BEGIN Record set

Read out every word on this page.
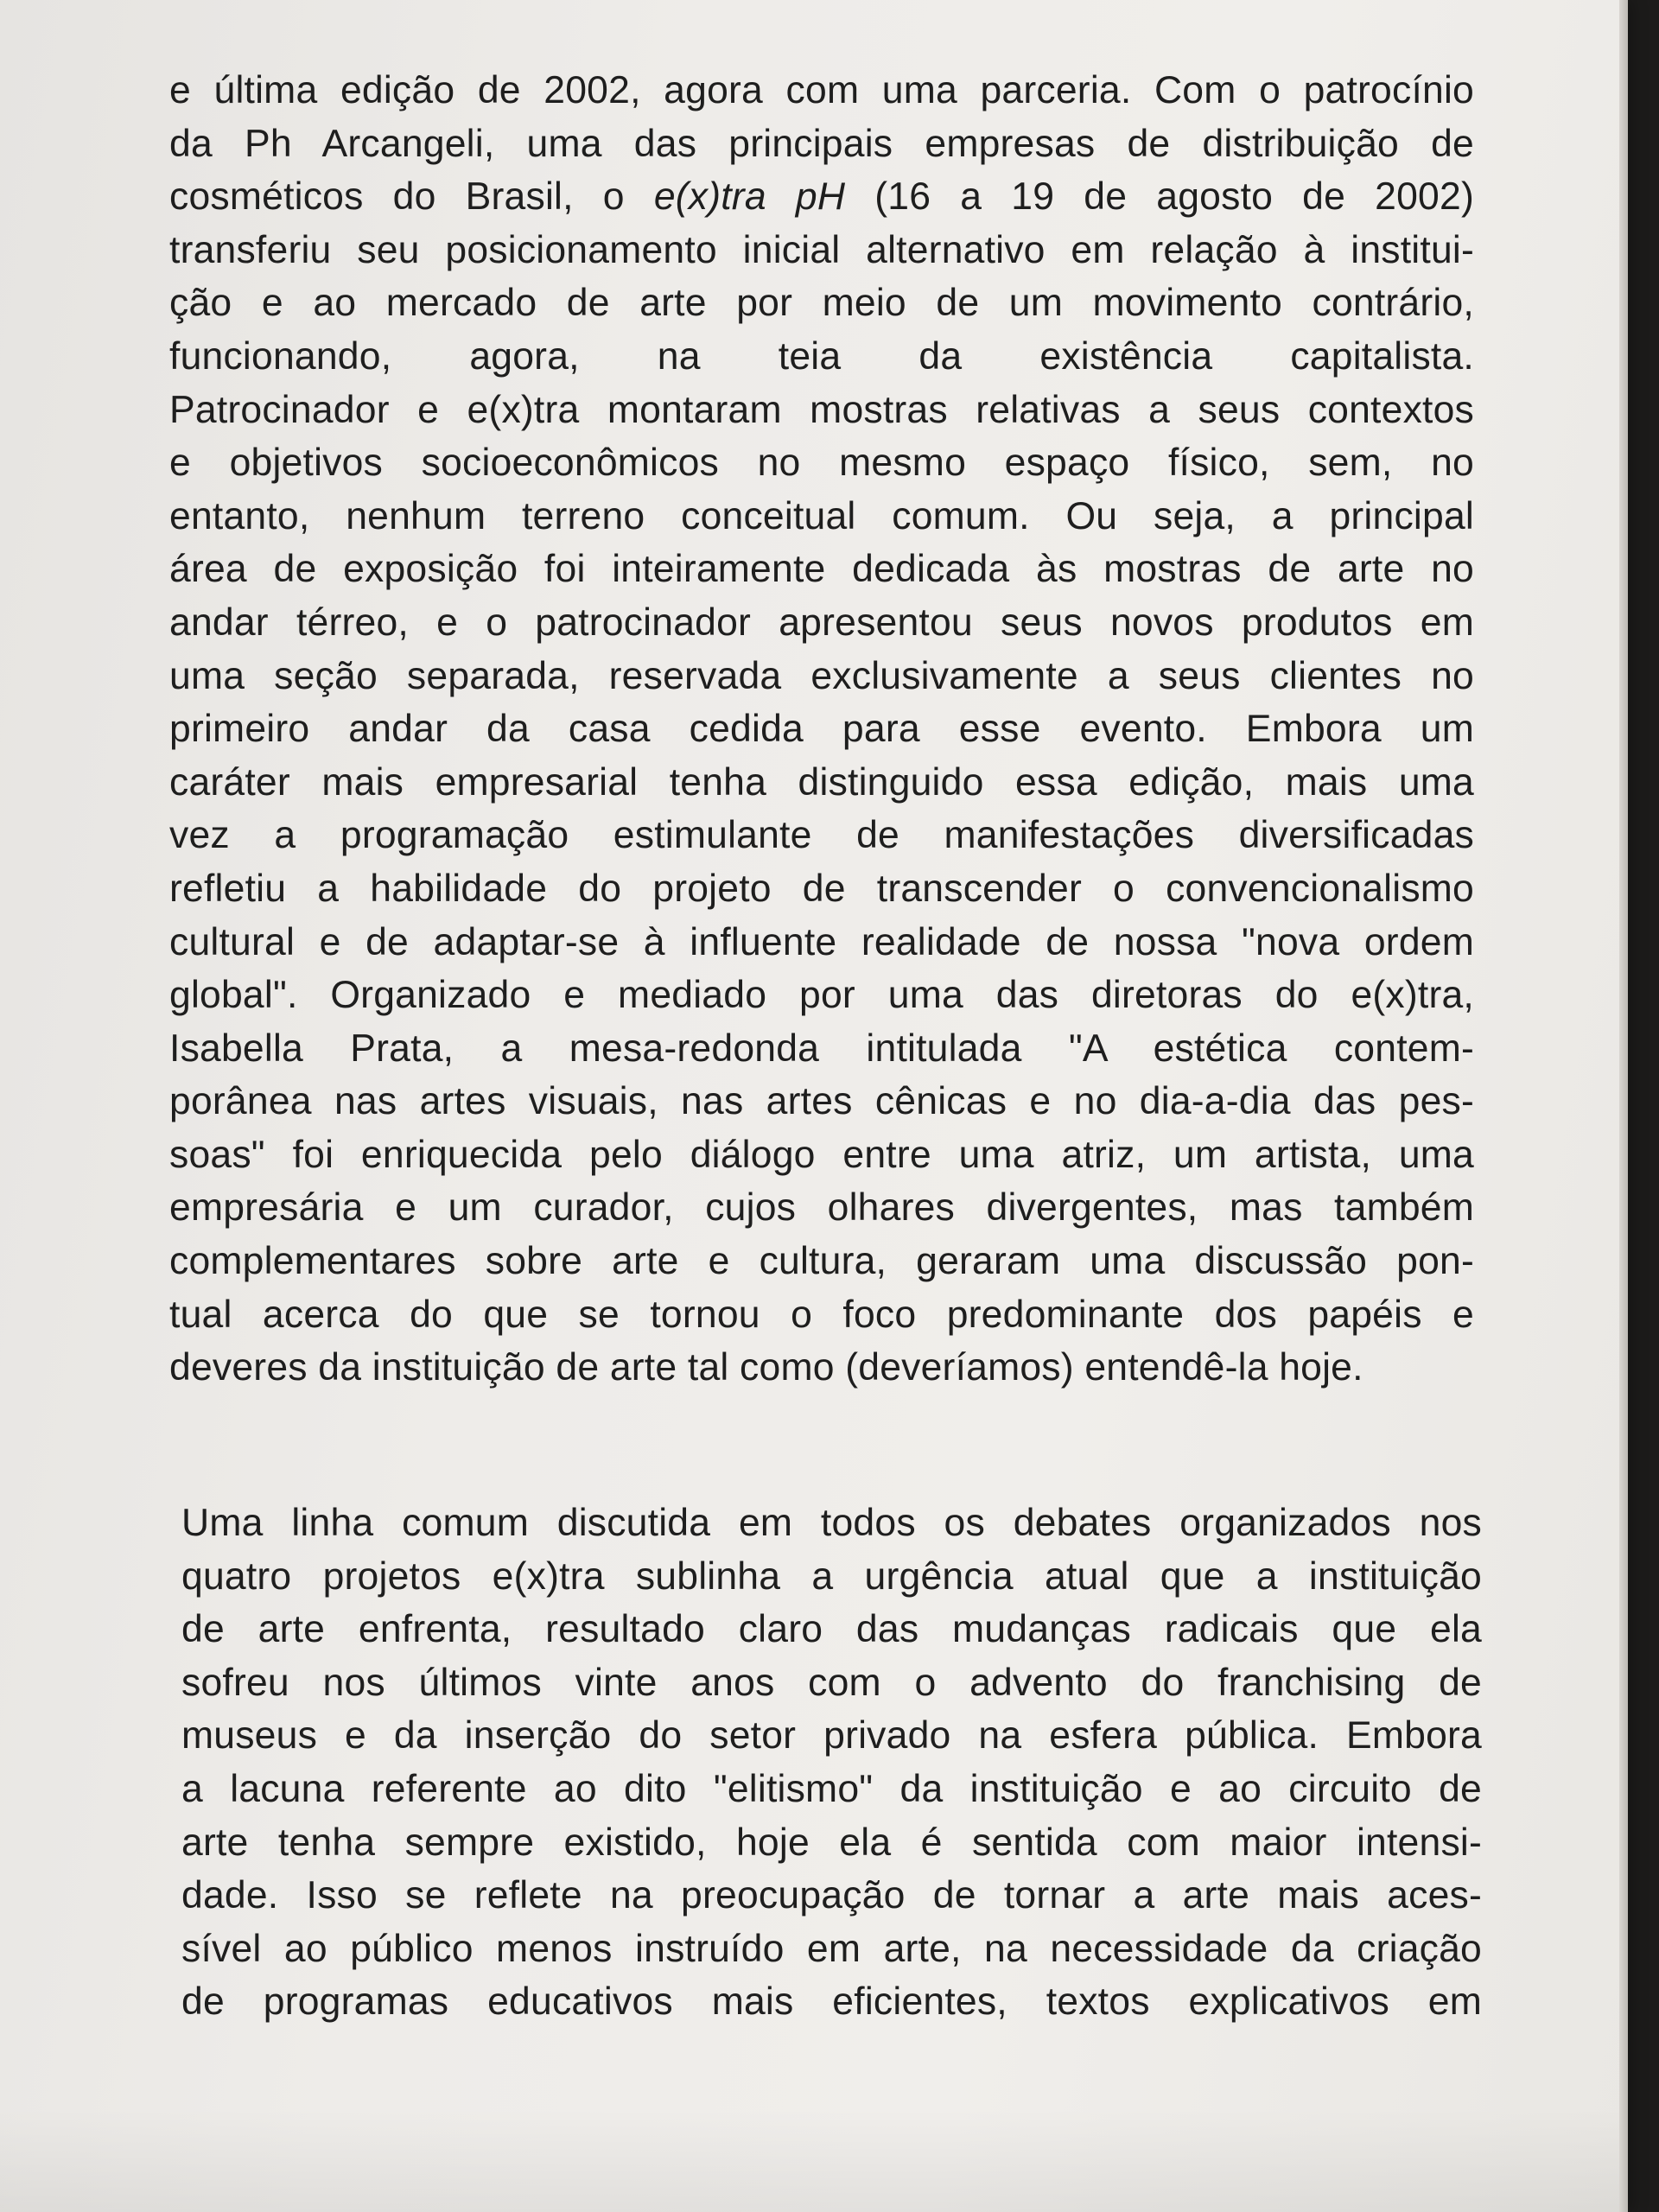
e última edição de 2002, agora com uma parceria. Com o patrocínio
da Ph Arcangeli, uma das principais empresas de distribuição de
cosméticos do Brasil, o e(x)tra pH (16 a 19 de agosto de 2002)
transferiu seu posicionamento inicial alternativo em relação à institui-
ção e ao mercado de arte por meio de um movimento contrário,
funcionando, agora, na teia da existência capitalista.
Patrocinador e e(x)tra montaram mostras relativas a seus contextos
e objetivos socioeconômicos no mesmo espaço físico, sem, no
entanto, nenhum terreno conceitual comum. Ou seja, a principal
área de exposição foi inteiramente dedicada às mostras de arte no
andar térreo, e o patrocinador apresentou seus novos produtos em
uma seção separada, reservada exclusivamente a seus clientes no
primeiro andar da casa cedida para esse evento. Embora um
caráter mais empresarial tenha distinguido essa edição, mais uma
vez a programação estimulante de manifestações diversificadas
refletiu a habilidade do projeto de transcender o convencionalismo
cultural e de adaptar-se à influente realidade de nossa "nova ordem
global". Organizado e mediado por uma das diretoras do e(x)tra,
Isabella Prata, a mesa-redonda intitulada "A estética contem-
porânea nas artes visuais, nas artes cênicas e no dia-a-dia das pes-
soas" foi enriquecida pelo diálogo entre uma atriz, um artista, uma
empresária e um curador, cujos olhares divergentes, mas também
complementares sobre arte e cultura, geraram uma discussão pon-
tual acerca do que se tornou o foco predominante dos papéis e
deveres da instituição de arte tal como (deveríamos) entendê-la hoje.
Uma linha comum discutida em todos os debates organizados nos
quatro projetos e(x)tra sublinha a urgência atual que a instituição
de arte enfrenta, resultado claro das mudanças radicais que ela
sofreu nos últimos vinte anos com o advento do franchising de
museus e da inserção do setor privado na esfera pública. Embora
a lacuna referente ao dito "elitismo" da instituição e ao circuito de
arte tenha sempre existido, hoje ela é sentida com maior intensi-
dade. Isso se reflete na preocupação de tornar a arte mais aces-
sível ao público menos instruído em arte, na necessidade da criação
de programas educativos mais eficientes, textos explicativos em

END Record set
BEGIN Record set

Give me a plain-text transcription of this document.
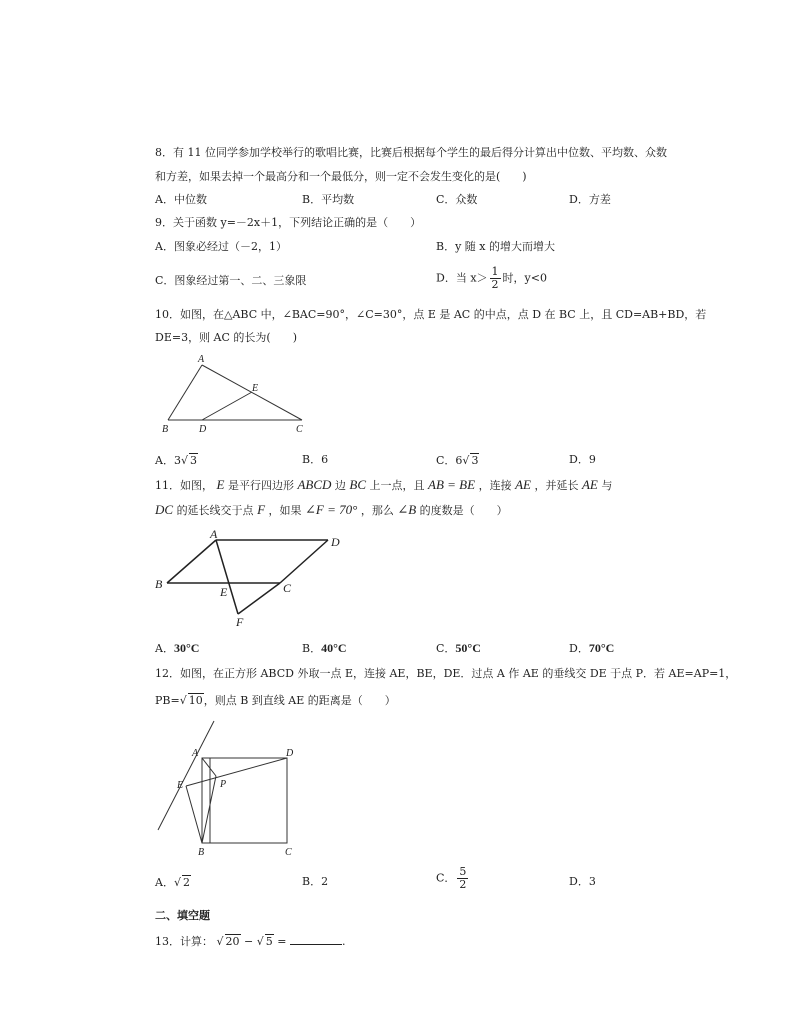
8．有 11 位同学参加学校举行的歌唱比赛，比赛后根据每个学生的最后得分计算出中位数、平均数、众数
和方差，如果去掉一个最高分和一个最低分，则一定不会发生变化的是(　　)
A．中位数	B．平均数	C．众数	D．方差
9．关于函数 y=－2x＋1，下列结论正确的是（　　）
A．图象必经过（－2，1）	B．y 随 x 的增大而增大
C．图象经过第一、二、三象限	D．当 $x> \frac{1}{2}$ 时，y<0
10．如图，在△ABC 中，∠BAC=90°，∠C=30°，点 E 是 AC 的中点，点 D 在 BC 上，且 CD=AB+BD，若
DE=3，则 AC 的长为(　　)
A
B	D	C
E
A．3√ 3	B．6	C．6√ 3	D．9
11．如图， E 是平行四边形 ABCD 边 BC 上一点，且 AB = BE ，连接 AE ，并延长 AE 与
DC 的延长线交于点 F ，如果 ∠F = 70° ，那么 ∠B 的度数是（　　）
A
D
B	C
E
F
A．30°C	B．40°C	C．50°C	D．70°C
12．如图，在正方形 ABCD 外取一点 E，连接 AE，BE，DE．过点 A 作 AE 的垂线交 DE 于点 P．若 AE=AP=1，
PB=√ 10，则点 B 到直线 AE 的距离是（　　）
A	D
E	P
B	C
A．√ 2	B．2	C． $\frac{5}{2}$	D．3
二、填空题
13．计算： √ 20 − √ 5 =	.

END Record set
BEGIN Record set

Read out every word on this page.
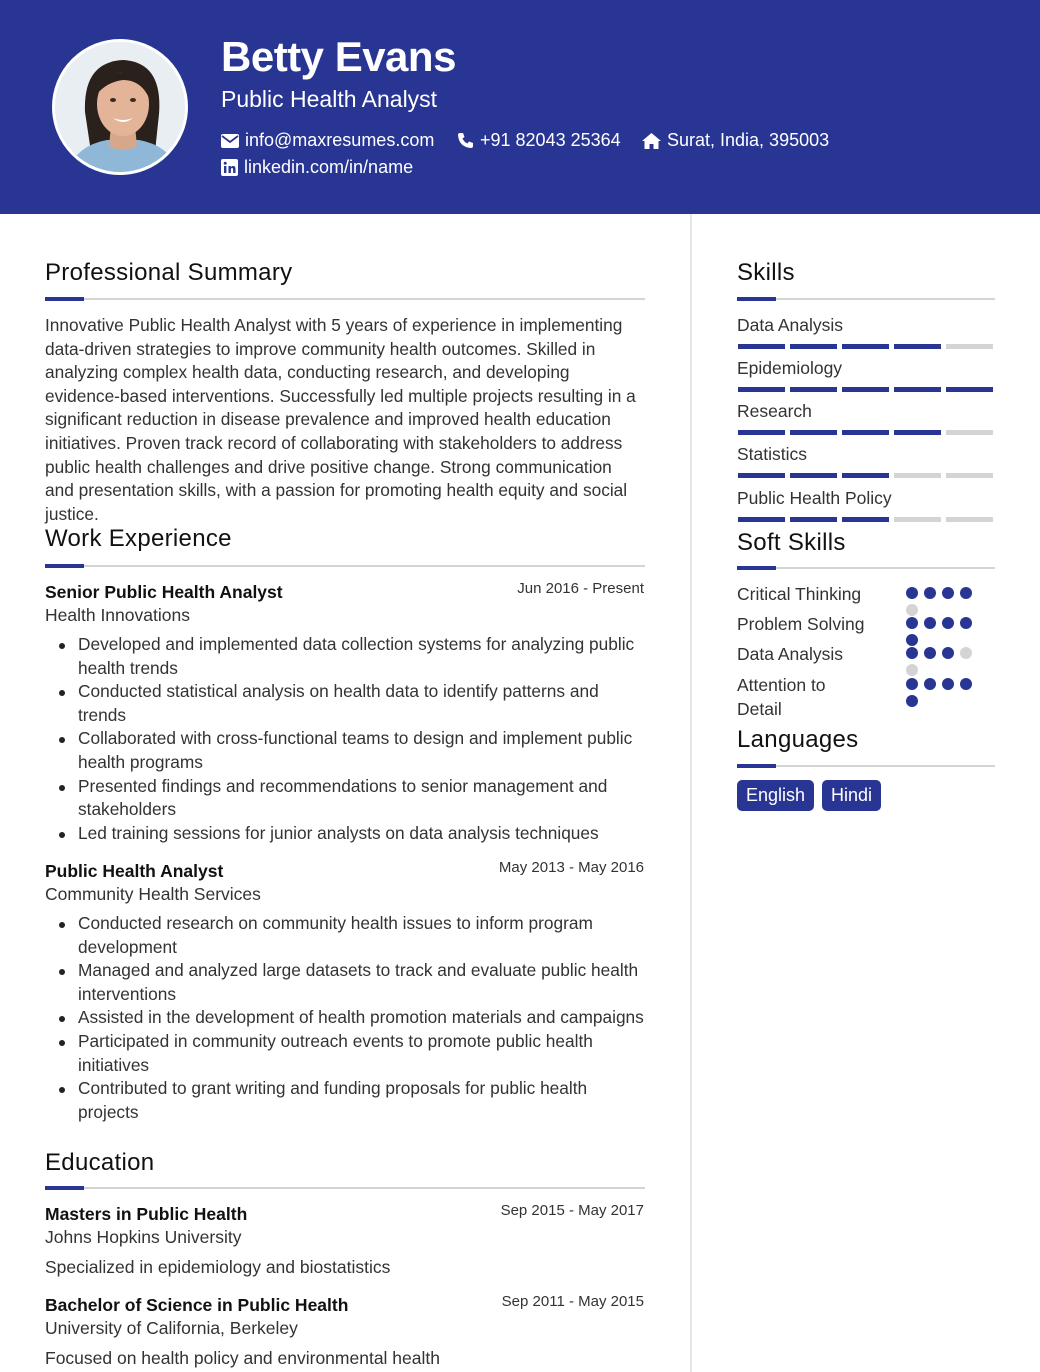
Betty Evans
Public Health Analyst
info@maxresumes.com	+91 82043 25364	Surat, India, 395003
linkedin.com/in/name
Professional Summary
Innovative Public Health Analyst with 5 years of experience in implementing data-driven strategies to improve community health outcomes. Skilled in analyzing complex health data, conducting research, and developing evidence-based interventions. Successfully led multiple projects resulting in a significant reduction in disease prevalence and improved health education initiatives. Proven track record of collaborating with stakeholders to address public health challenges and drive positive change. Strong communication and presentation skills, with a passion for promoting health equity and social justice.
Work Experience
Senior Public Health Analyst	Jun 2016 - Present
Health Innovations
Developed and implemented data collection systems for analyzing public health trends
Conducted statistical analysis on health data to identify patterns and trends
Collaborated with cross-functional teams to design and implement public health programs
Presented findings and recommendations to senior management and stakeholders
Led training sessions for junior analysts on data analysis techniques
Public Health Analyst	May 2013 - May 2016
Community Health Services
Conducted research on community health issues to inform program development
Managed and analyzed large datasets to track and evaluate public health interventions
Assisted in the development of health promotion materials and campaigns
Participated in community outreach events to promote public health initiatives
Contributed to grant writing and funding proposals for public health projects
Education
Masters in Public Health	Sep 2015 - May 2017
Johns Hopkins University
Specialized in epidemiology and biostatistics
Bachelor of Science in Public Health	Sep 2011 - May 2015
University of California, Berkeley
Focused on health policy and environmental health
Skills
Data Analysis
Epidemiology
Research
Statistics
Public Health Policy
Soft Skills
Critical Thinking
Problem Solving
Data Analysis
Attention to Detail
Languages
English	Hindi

END Record set

_Short exercise_:
Identify lines with the string "Embora". Copy each one.

_Written response_:
primeiro andar da casa cedida para esse evento. Embora um
museus e da inserção do setor privado na esfera pública. Embora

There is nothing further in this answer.